◆ SHORT TASK
Without the images, print all the entries below exactly as given.

◆ SOURCE RECORDS
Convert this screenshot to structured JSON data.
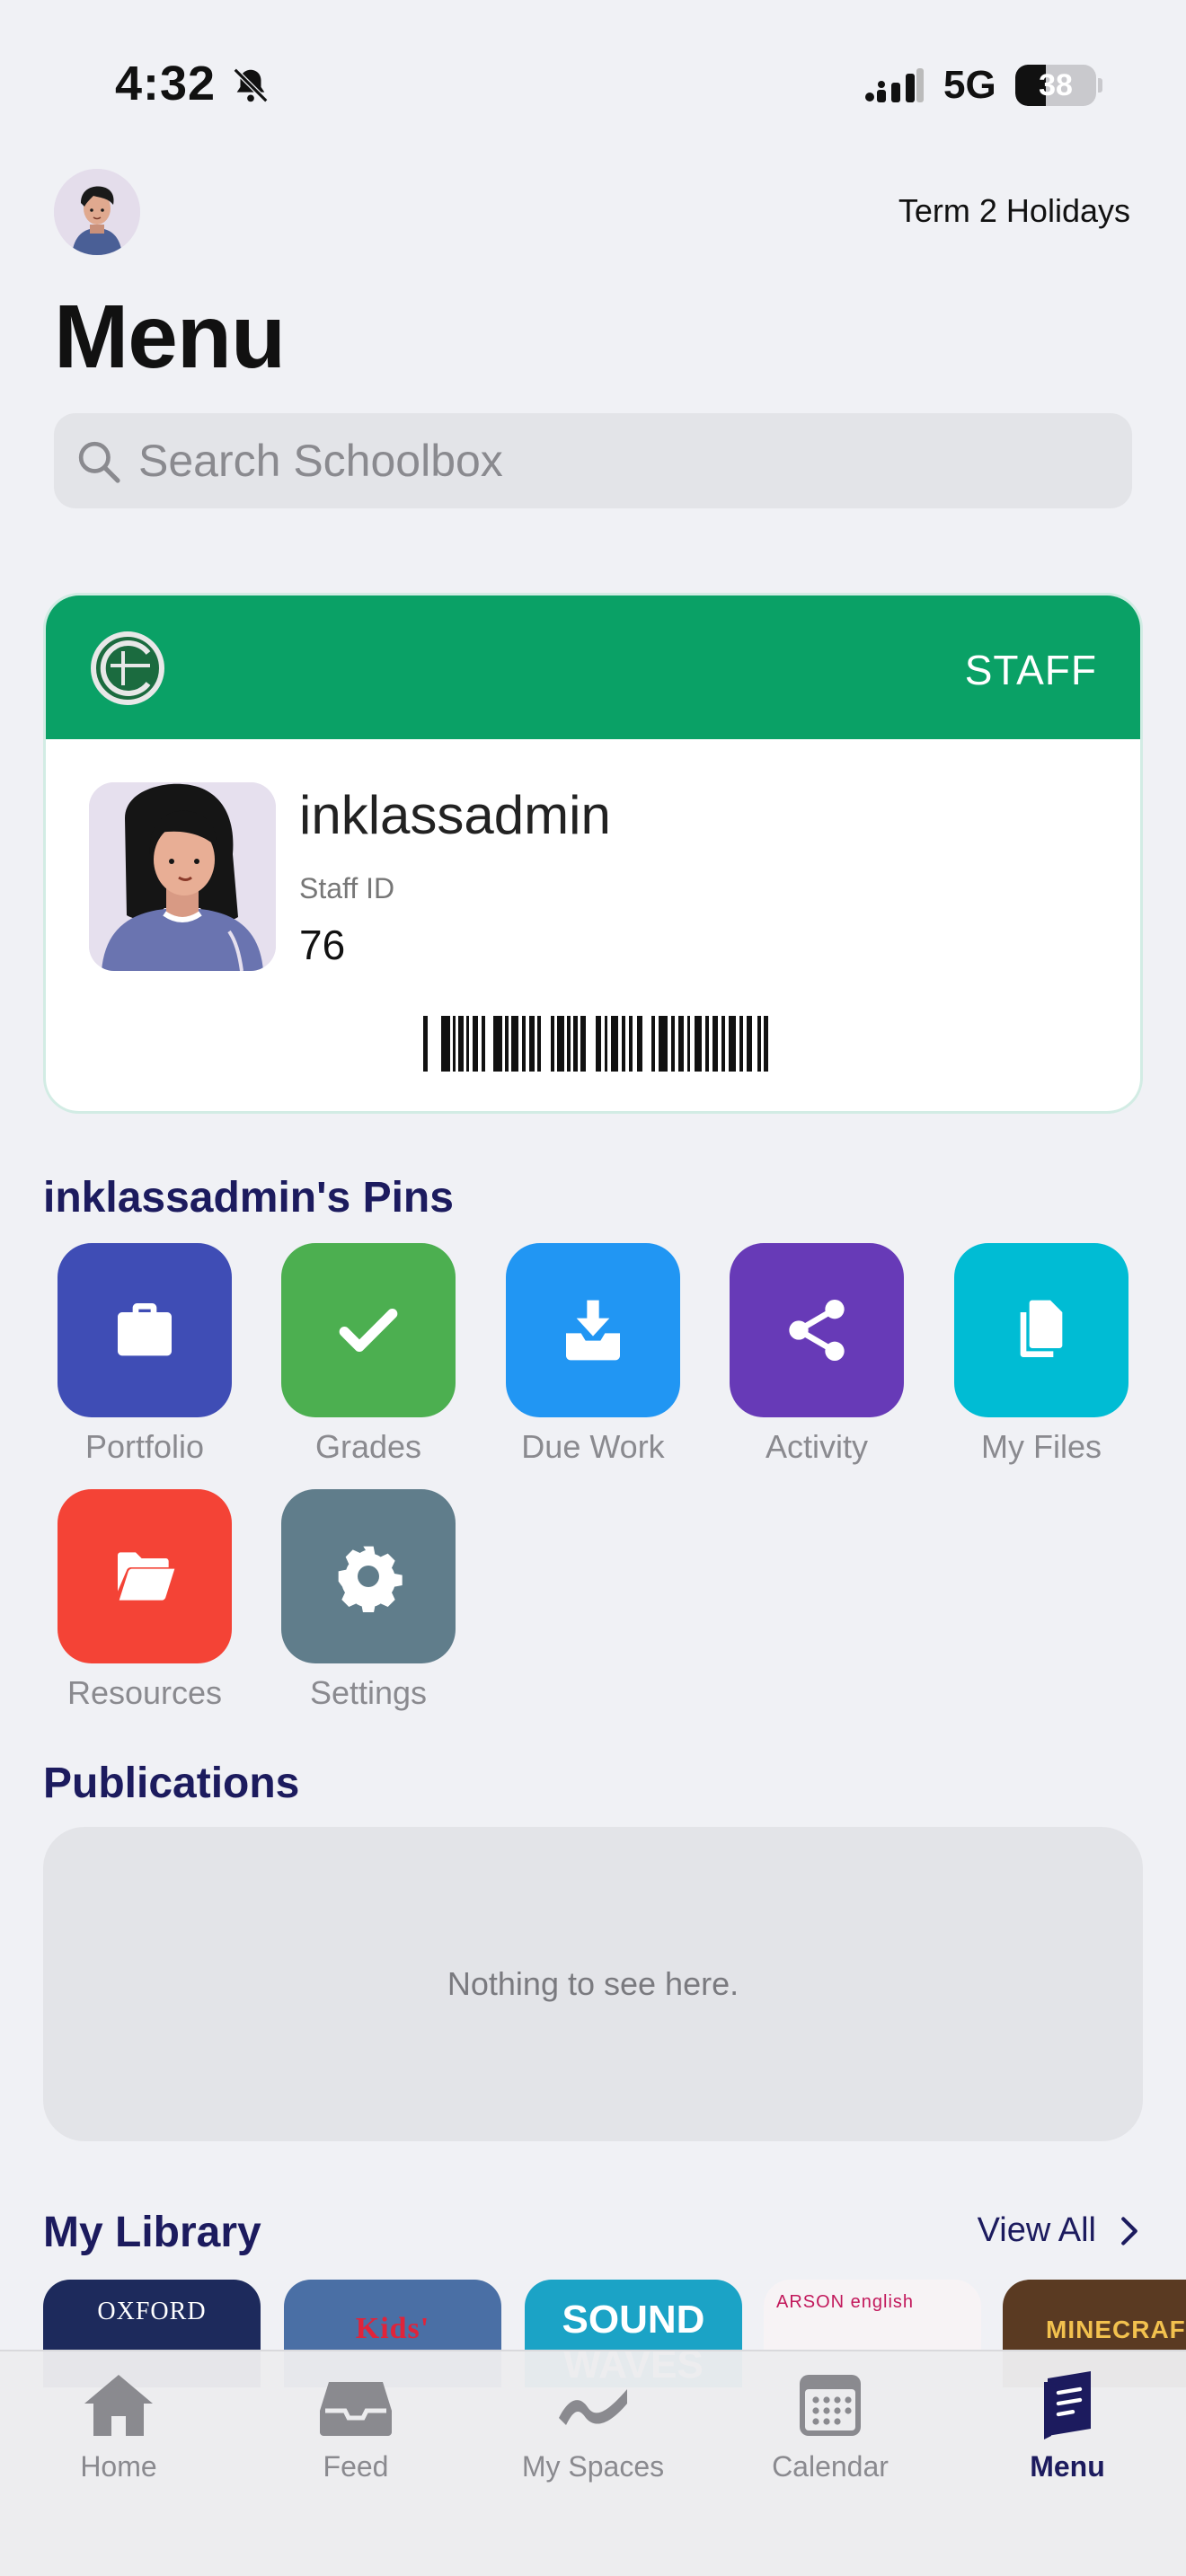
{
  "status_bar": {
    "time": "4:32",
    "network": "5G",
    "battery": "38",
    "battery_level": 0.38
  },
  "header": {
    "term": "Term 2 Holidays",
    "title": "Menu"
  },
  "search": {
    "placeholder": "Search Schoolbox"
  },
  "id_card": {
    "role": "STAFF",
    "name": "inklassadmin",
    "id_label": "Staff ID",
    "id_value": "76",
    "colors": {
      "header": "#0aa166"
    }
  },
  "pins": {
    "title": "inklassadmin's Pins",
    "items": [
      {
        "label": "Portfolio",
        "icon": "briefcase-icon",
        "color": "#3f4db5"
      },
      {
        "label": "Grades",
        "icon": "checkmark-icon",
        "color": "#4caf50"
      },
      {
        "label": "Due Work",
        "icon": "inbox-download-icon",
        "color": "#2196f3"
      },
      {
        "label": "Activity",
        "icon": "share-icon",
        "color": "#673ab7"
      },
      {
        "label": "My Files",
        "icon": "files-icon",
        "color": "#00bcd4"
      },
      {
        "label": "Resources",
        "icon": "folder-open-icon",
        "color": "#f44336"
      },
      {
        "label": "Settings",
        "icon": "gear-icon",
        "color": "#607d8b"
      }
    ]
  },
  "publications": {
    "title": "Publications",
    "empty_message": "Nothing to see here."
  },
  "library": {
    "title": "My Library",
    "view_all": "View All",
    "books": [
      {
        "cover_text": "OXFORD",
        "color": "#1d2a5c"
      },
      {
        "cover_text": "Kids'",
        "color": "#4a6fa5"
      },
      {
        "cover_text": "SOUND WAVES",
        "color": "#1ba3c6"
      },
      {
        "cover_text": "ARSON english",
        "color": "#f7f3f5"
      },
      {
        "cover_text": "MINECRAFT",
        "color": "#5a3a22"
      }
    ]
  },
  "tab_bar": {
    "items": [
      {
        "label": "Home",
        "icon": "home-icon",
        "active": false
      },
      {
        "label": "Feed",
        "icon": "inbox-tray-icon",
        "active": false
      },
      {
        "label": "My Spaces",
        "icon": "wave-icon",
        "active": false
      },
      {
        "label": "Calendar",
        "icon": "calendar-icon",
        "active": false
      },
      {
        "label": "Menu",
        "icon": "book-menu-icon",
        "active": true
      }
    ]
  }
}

◆ TASK RESULT
Convert this screenshot to structured JSON data.
{
  "status_bar": {
    "time": "4:32",
    "network": "5G",
    "battery": "38",
    "battery_level": 0.38
  },
  "header": {
    "term": "Term 2 Holidays",
    "title": "Menu"
  },
  "search": {
    "placeholder": "Search Schoolbox"
  },
  "id_card": {
    "role": "STAFF",
    "name": "inklassadmin",
    "id_label": "Staff ID",
    "id_value": "76",
    "colors": {
      "header": "#0aa166"
    }
  },
  "pins": {
    "title": "inklassadmin's Pins",
    "items": [
      {
        "label": "Portfolio",
        "icon": "briefcase-icon",
        "color": "#3f4db5"
      },
      {
        "label": "Grades",
        "icon": "checkmark-icon",
        "color": "#4caf50"
      },
      {
        "label": "Due Work",
        "icon": "inbox-download-icon",
        "color": "#2196f3"
      },
      {
        "label": "Activity",
        "icon": "share-icon",
        "color": "#673ab7"
      },
      {
        "label": "My Files",
        "icon": "files-icon",
        "color": "#00bcd4"
      },
      {
        "label": "Resources",
        "icon": "folder-open-icon",
        "color": "#f44336"
      },
      {
        "label": "Settings",
        "icon": "gear-icon",
        "color": "#607d8b"
      }
    ]
  },
  "publications": {
    "title": "Publications",
    "empty_message": "Nothing to see here."
  },
  "library": {
    "title": "My Library",
    "view_all": "View All",
    "books": [
      {
        "cover_text": "OXFORD",
        "color": "#1d2a5c"
      },
      {
        "cover_text": "Kids'",
        "color": "#4a6fa5"
      },
      {
        "cover_text": "SOUND WAVES",
        "color": "#1ba3c6"
      },
      {
        "cover_text": "ARSON english",
        "color": "#f7f3f5"
      },
      {
        "cover_text": "MINECRAFT",
        "color": "#5a3a22"
      }
    ]
  },
  "tab_bar": {
    "items": [
      {
        "label": "Home",
        "icon": "home-icon",
        "active": false
      },
      {
        "label": "Feed",
        "icon": "inbox-tray-icon",
        "active": false
      },
      {
        "label": "My Spaces",
        "icon": "wave-icon",
        "active": false
      },
      {
        "label": "Calendar",
        "icon": "calendar-icon",
        "active": false
      },
      {
        "label": "Menu",
        "icon": "book-menu-icon",
        "active": true
      }
    ]
  }
}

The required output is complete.